Figure data in JSON

########################################

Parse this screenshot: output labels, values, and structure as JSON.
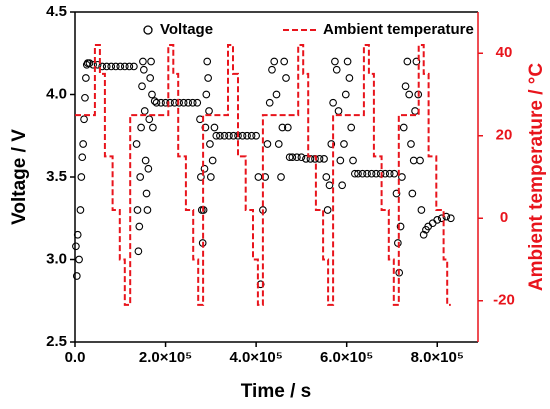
{
  "chart_data": {
    "type": "scatter",
    "xlabel": "Time / s",
    "ylabel": "Voltage / V",
    "y2label": "Ambient temperature / °C",
    "xlim": [
      0,
      890000
    ],
    "xticks": [
      {
        "value": 0,
        "label": "0.0"
      },
      {
        "value": 200000,
        "label": "2.0×10⁵"
      },
      {
        "value": 400000,
        "label": "4.0×10⁵"
      },
      {
        "value": 600000,
        "label": "6.0×10⁵"
      },
      {
        "value": 800000,
        "label": "8.0×10⁵"
      }
    ],
    "ylim": [
      2.5,
      4.5
    ],
    "yticks": [
      2.5,
      {
        "value": 3,
        "label": "3.0"
      },
      3.5,
      {
        "value": 4,
        "label": "4.0"
      },
      4.5
    ],
    "y2lim": [
      -30,
      50
    ],
    "y2ticks": [
      -20,
      0,
      20,
      40
    ],
    "legend": "top",
    "series": [
      {
        "name": "Voltage",
        "type": "scatter",
        "color": "#000000",
        "x": [
          2000,
          4000,
          6000,
          9000,
          12000,
          14000,
          16000,
          18000,
          20000,
          22000,
          24000,
          26000,
          28000,
          32000,
          40000,
          50000,
          60000,
          70000,
          80000,
          90000,
          100000,
          110000,
          120000,
          130000,
          136000,
          138000,
          140000,
          142000,
          144000,
          146000,
          148000,
          150000,
          152000,
          154000,
          156000,
          158000,
          160000,
          162000,
          164000,
          166000,
          168000,
          170000,
          172000,
          176000,
          180000,
          190000,
          200000,
          210000,
          220000,
          230000,
          240000,
          250000,
          260000,
          270000,
          276000,
          278000,
          280000,
          282000,
          284000,
          286000,
          288000,
          290000,
          292000,
          294000,
          296000,
          298000,
          300000,
          304000,
          308000,
          312000,
          320000,
          330000,
          340000,
          350000,
          360000,
          370000,
          380000,
          390000,
          400000,
          405000,
          410000,
          415000,
          420000,
          425000,
          430000,
          435000,
          440000,
          445000,
          450000,
          455000,
          458000,
          462000,
          466000,
          470000,
          474000,
          480000,
          490000,
          500000,
          510000,
          520000,
          530000,
          540000,
          550000,
          555000,
          558000,
          562000,
          566000,
          570000,
          574000,
          578000,
          582000,
          586000,
          590000,
          594000,
          598000,
          602000,
          606000,
          610000,
          614000,
          618000,
          625000,
          635000,
          645000,
          655000,
          665000,
          675000,
          685000,
          695000,
          705000,
          710000,
          713000,
          716000,
          719000,
          722000,
          726000,
          730000,
          734000,
          738000,
          742000,
          745000,
          748000,
          751000,
          754000,
          758000,
          762000,
          765000,
          770000,
          775000,
          780000,
          790000,
          800000,
          810000,
          820000,
          830000
        ],
        "values": [
          3.08,
          2.9,
          3.15,
          3.0,
          3.3,
          3.5,
          3.62,
          3.7,
          3.85,
          3.98,
          4.1,
          4.18,
          4.19,
          4.19,
          4.18,
          4.18,
          4.17,
          4.17,
          4.17,
          4.17,
          4.17,
          4.17,
          4.17,
          4.17,
          3.7,
          3.3,
          3.05,
          3.2,
          3.5,
          3.8,
          4.05,
          4.2,
          4.15,
          3.9,
          3.6,
          3.4,
          3.3,
          3.55,
          3.85,
          4.1,
          4.2,
          4.0,
          3.8,
          3.96,
          3.95,
          3.95,
          3.95,
          3.95,
          3.95,
          3.95,
          3.95,
          3.95,
          3.95,
          3.95,
          3.85,
          3.5,
          3.3,
          3.1,
          3.3,
          3.55,
          3.8,
          4.0,
          4.2,
          4.1,
          3.9,
          3.7,
          3.5,
          3.6,
          3.8,
          3.75,
          3.75,
          3.75,
          3.75,
          3.75,
          3.75,
          3.75,
          3.75,
          3.75,
          3.75,
          3.5,
          2.85,
          3.3,
          3.5,
          3.7,
          3.95,
          4.15,
          4.2,
          4.0,
          3.7,
          3.5,
          3.8,
          4.2,
          4.1,
          3.8,
          3.62,
          3.62,
          3.62,
          3.62,
          3.61,
          3.61,
          3.61,
          3.61,
          3.61,
          3.5,
          3.3,
          3.45,
          3.7,
          3.95,
          4.2,
          4.15,
          3.9,
          3.6,
          3.45,
          3.7,
          4.0,
          4.2,
          4.1,
          3.8,
          3.6,
          3.52,
          3.52,
          3.52,
          3.52,
          3.52,
          3.52,
          3.52,
          3.52,
          3.52,
          3.52,
          3.4,
          3.1,
          2.92,
          3.2,
          3.5,
          3.8,
          4.05,
          4.2,
          4.0,
          3.7,
          3.4,
          3.6,
          3.9,
          4.2,
          4.0,
          3.6,
          3.3,
          3.15,
          3.18,
          3.2,
          3.22,
          3.24,
          3.25,
          3.26,
          3.25
        ]
      },
      {
        "name": "Ambient temperature",
        "type": "line",
        "axis": "y2",
        "color": "#e8141c",
        "dash": "dash",
        "x": [
          0,
          44000,
          44000,
          55000,
          55000,
          66000,
          66000,
          83000,
          83000,
          99000,
          99000,
          110000,
          110000,
          122000,
          122000,
          206000,
          206000,
          217000,
          217000,
          228000,
          228000,
          245000,
          245000,
          261000,
          261000,
          272000,
          272000,
          283000,
          283000,
          338000,
          338000,
          349000,
          349000,
          360000,
          360000,
          377000,
          377000,
          393000,
          393000,
          404000,
          404000,
          415000,
          415000,
          493000,
          493000,
          504000,
          504000,
          515000,
          515000,
          532000,
          532000,
          548000,
          548000,
          559000,
          559000,
          570000,
          570000,
          638000,
          638000,
          649000,
          649000,
          660000,
          660000,
          677000,
          677000,
          693000,
          693000,
          704000,
          704000,
          715000,
          715000,
          759000,
          759000,
          770000,
          770000,
          781000,
          781000,
          798000,
          798000,
          814000,
          814000,
          822000,
          822000,
          830000
        ],
        "values": [
          25,
          25,
          42,
          42,
          35,
          35,
          15,
          15,
          2,
          2,
          -10,
          -10,
          -21,
          -21,
          25,
          25,
          42,
          42,
          35,
          35,
          15,
          15,
          2,
          2,
          -10,
          -10,
          -21,
          -21,
          25,
          25,
          42,
          42,
          35,
          35,
          15,
          15,
          2,
          2,
          -10,
          -10,
          -21,
          -21,
          25,
          25,
          42,
          42,
          35,
          35,
          15,
          15,
          2,
          2,
          -10,
          -10,
          -21,
          -21,
          25,
          25,
          42,
          42,
          35,
          35,
          15,
          15,
          2,
          2,
          -10,
          -10,
          -21,
          -21,
          25,
          25,
          42,
          42,
          35,
          35,
          15,
          15,
          2,
          2,
          -10,
          -10,
          -21,
          -21
        ]
      }
    ]
  }
}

########################################

→ **Instruction**: Every record is to be reproduced exactly, with no pictures included.

→ **Result below**:
Parse this screenshot: output labels, values, and structure as JSON.
{
  "chart_data": {
    "type": "scatter",
    "xlabel": "Time / s",
    "ylabel": "Voltage / V",
    "y2label": "Ambient temperature / °C",
    "xlim": [
      0,
      890000
    ],
    "xticks": [
      {
        "value": 0,
        "label": "0.0"
      },
      {
        "value": 200000,
        "label": "2.0×10⁵"
      },
      {
        "value": 400000,
        "label": "4.0×10⁵"
      },
      {
        "value": 600000,
        "label": "6.0×10⁵"
      },
      {
        "value": 800000,
        "label": "8.0×10⁵"
      }
    ],
    "ylim": [
      2.5,
      4.5
    ],
    "yticks": [
      2.5,
      {
        "value": 3,
        "label": "3.0"
      },
      3.5,
      {
        "value": 4,
        "label": "4.0"
      },
      4.5
    ],
    "y2lim": [
      -30,
      50
    ],
    "y2ticks": [
      -20,
      0,
      20,
      40
    ],
    "legend": "top",
    "series": [
      {
        "name": "Voltage",
        "type": "scatter",
        "color": "#000000",
        "x": [
          2000,
          4000,
          6000,
          9000,
          12000,
          14000,
          16000,
          18000,
          20000,
          22000,
          24000,
          26000,
          28000,
          32000,
          40000,
          50000,
          60000,
          70000,
          80000,
          90000,
          100000,
          110000,
          120000,
          130000,
          136000,
          138000,
          140000,
          142000,
          144000,
          146000,
          148000,
          150000,
          152000,
          154000,
          156000,
          158000,
          160000,
          162000,
          164000,
          166000,
          168000,
          170000,
          172000,
          176000,
          180000,
          190000,
          200000,
          210000,
          220000,
          230000,
          240000,
          250000,
          260000,
          270000,
          276000,
          278000,
          280000,
          282000,
          284000,
          286000,
          288000,
          290000,
          292000,
          294000,
          296000,
          298000,
          300000,
          304000,
          308000,
          312000,
          320000,
          330000,
          340000,
          350000,
          360000,
          370000,
          380000,
          390000,
          400000,
          405000,
          410000,
          415000,
          420000,
          425000,
          430000,
          435000,
          440000,
          445000,
          450000,
          455000,
          458000,
          462000,
          466000,
          470000,
          474000,
          480000,
          490000,
          500000,
          510000,
          520000,
          530000,
          540000,
          550000,
          555000,
          558000,
          562000,
          566000,
          570000,
          574000,
          578000,
          582000,
          586000,
          590000,
          594000,
          598000,
          602000,
          606000,
          610000,
          614000,
          618000,
          625000,
          635000,
          645000,
          655000,
          665000,
          675000,
          685000,
          695000,
          705000,
          710000,
          713000,
          716000,
          719000,
          722000,
          726000,
          730000,
          734000,
          738000,
          742000,
          745000,
          748000,
          751000,
          754000,
          758000,
          762000,
          765000,
          770000,
          775000,
          780000,
          790000,
          800000,
          810000,
          820000,
          830000
        ],
        "values": [
          3.08,
          2.9,
          3.15,
          3.0,
          3.3,
          3.5,
          3.62,
          3.7,
          3.85,
          3.98,
          4.1,
          4.18,
          4.19,
          4.19,
          4.18,
          4.18,
          4.17,
          4.17,
          4.17,
          4.17,
          4.17,
          4.17,
          4.17,
          4.17,
          3.7,
          3.3,
          3.05,
          3.2,
          3.5,
          3.8,
          4.05,
          4.2,
          4.15,
          3.9,
          3.6,
          3.4,
          3.3,
          3.55,
          3.85,
          4.1,
          4.2,
          4.0,
          3.8,
          3.96,
          3.95,
          3.95,
          3.95,
          3.95,
          3.95,
          3.95,
          3.95,
          3.95,
          3.95,
          3.95,
          3.85,
          3.5,
          3.3,
          3.1,
          3.3,
          3.55,
          3.8,
          4.0,
          4.2,
          4.1,
          3.9,
          3.7,
          3.5,
          3.6,
          3.8,
          3.75,
          3.75,
          3.75,
          3.75,
          3.75,
          3.75,
          3.75,
          3.75,
          3.75,
          3.75,
          3.5,
          2.85,
          3.3,
          3.5,
          3.7,
          3.95,
          4.15,
          4.2,
          4.0,
          3.7,
          3.5,
          3.8,
          4.2,
          4.1,
          3.8,
          3.62,
          3.62,
          3.62,
          3.62,
          3.61,
          3.61,
          3.61,
          3.61,
          3.61,
          3.5,
          3.3,
          3.45,
          3.7,
          3.95,
          4.2,
          4.15,
          3.9,
          3.6,
          3.45,
          3.7,
          4.0,
          4.2,
          4.1,
          3.8,
          3.6,
          3.52,
          3.52,
          3.52,
          3.52,
          3.52,
          3.52,
          3.52,
          3.52,
          3.52,
          3.52,
          3.4,
          3.1,
          2.92,
          3.2,
          3.5,
          3.8,
          4.05,
          4.2,
          4.0,
          3.7,
          3.4,
          3.6,
          3.9,
          4.2,
          4.0,
          3.6,
          3.3,
          3.15,
          3.18,
          3.2,
          3.22,
          3.24,
          3.25,
          3.26,
          3.25
        ]
      },
      {
        "name": "Ambient temperature",
        "type": "line",
        "axis": "y2",
        "color": "#e8141c",
        "dash": "dash",
        "x": [
          0,
          44000,
          44000,
          55000,
          55000,
          66000,
          66000,
          83000,
          83000,
          99000,
          99000,
          110000,
          110000,
          122000,
          122000,
          206000,
          206000,
          217000,
          217000,
          228000,
          228000,
          245000,
          245000,
          261000,
          261000,
          272000,
          272000,
          283000,
          283000,
          338000,
          338000,
          349000,
          349000,
          360000,
          360000,
          377000,
          377000,
          393000,
          393000,
          404000,
          404000,
          415000,
          415000,
          493000,
          493000,
          504000,
          504000,
          515000,
          515000,
          532000,
          532000,
          548000,
          548000,
          559000,
          559000,
          570000,
          570000,
          638000,
          638000,
          649000,
          649000,
          660000,
          660000,
          677000,
          677000,
          693000,
          693000,
          704000,
          704000,
          715000,
          715000,
          759000,
          759000,
          770000,
          770000,
          781000,
          781000,
          798000,
          798000,
          814000,
          814000,
          822000,
          822000,
          830000
        ],
        "values": [
          25,
          25,
          42,
          42,
          35,
          35,
          15,
          15,
          2,
          2,
          -10,
          -10,
          -21,
          -21,
          25,
          25,
          42,
          42,
          35,
          35,
          15,
          15,
          2,
          2,
          -10,
          -10,
          -21,
          -21,
          25,
          25,
          42,
          42,
          35,
          35,
          15,
          15,
          2,
          2,
          -10,
          -10,
          -21,
          -21,
          25,
          25,
          42,
          42,
          35,
          35,
          15,
          15,
          2,
          2,
          -10,
          -10,
          -21,
          -21,
          25,
          25,
          42,
          42,
          35,
          35,
          15,
          15,
          2,
          2,
          -10,
          -10,
          -21,
          -21,
          25,
          25,
          42,
          42,
          35,
          35,
          15,
          15,
          2,
          2,
          -10,
          -10,
          -21,
          -21
        ]
      }
    ]
  }
}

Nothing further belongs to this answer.